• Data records
=======
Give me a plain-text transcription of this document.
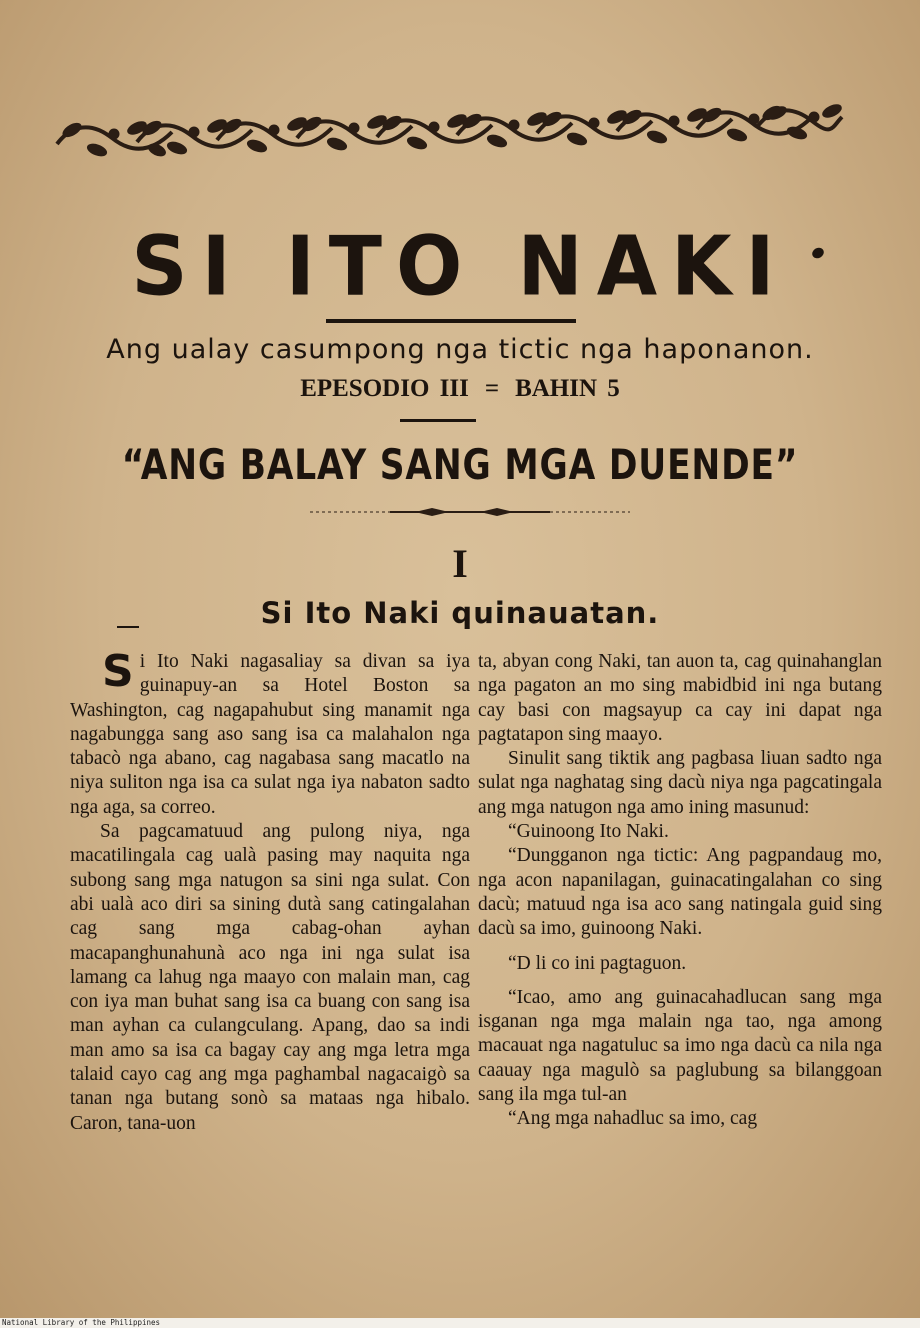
SI ITO NAKI

Ang ualay casumpong nga tictic nga haponanon.

EPESODIO III = BAHIN 5

“ANG BALAY SANG MGA DUENDE”
I
Si Ito Naki quinauatan.

Si Ito Naki nagasaliay sa divan sa iya guinapuy-an sa Hotel Boston sa Washington, cag nagapahubut sing manamit nga nagabungga sang aso sang isa ca malahalon nga tabacò nga abano, cag nagabasa sang macatlo na niya suliton nga isa ca sulat nga iya nabaton sadto nga aga, sa correo.

Sa pagcamatuud ang pulong niya, nga macatilingala cag ualà pasing may naquita nga subong sang mga natugon sa sini nga sulat. Con abi ualà aco diri sa sining dutà sang catingalahan cag sang mga cabag-ohan ayhan macapanghunahunà aco nga ini nga sulat isa lamang ca lahug nga maayo con malain man, cag con iya man buhat sang isa ca buang con sang isa man ayhan ca culangculang. Apang, dao sa indi man amo sa isa ca bagay cay ang mga letra mga talaid cayo cag ang mga paghambal nagacaigò sa tanan nga butang sonò sa mataas nga hibalo. Caron, tana-uon

ta, abyan cong Naki, tan auon ta, cag quinahanglan nga pagaton an mo sing mabidbid ini nga butang cay basi con magsayup ca cay ini dapat nga pagtatapon sing maayo.

Sinulit sang tiktik ang pagbasa liuan sadto nga sulat nga naghatag sing dacù niya nga pagcatingala ang mga natugon nga amo ining masunud:

“Guinoong Ito Naki.

“Dungganon nga tictic: Ang pagpandaug mo, nga acon napanilagan, guinacatingalahan co sing dacù; matuud nga isa aco sang natingala guid sing dacù sa imo, guinoong Naki.

“D li co ini pagtaguon.

“Icao, amo ang guinacahadlucan sang mga isganan nga mga malain nga tao, nga among macauat nga nagatuluc sa imo nga dacù ca nila nga caauay nga magulò sa paglubung sa bilanggoan sang ila mga tul-an

“Ang mga nahadluc sa imo, cag

National Library of the Philippines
=======
Go through the records and gather the lines that hold "butang".

• Written reply
Sa pagcamatuud ang pulong niya, nga macatilingala cag ualà pasing may naquita nga subong sang mga natugon sa sini nga sulat. Con abi ualà aco diri sa sining dutà sang catingalahan cag sang mga cabag-ohan ayhan macapanghunahunà aco nga ini nga sulat isa lamang ca lahug nga maayo con malain man, cag con iya man buhat sang isa ca buang con sang isa man ayhan ca culangculang. Apang, dao sa indi man amo sa isa ca bagay cay ang mga letra mga talaid cayo cag ang mga paghambal nagacaigò sa tanan nga butang sonò sa mataas nga hibalo. Caron, tana-uon
ta, abyan cong Naki, tan auon ta, cag quinahanglan nga pagaton an mo sing mabidbid ini nga butang cay basi con magsayup ca cay ini dapat nga pagtatapon sing maayo.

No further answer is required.